[Dataset items]
****************************************

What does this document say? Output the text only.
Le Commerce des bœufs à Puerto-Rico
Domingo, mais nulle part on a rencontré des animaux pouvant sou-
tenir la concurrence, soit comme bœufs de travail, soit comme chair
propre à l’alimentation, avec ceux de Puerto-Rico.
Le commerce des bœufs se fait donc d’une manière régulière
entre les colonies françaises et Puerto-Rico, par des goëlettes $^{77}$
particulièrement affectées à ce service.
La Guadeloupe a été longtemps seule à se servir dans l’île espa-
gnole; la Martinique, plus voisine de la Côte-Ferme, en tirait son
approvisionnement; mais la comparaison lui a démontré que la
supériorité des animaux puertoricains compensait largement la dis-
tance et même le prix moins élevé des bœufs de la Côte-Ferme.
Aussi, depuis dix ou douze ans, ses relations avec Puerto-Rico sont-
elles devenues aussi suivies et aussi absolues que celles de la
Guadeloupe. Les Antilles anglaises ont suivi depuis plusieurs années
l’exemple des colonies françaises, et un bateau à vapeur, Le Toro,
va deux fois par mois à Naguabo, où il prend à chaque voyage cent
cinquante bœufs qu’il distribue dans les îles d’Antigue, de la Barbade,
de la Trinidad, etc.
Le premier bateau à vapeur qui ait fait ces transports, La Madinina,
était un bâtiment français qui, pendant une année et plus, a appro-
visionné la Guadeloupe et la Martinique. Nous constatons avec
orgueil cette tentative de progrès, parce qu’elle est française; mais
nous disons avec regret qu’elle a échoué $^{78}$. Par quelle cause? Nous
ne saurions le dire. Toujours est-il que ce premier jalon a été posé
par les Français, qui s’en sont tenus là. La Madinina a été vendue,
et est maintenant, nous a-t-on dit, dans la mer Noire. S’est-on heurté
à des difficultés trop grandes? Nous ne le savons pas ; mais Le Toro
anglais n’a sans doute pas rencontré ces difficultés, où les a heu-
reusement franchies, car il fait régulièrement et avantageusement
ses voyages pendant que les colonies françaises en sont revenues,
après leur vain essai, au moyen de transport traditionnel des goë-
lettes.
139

****************************************

Copy, from the material, each line that holds the string "Toro".

§ **ANSWER**:
l’exemple des colonies françaises, et un bateau à vapeur, Le Toro,
à des difficultés trop grandes? Nous ne le savons pas ; mais Le Toro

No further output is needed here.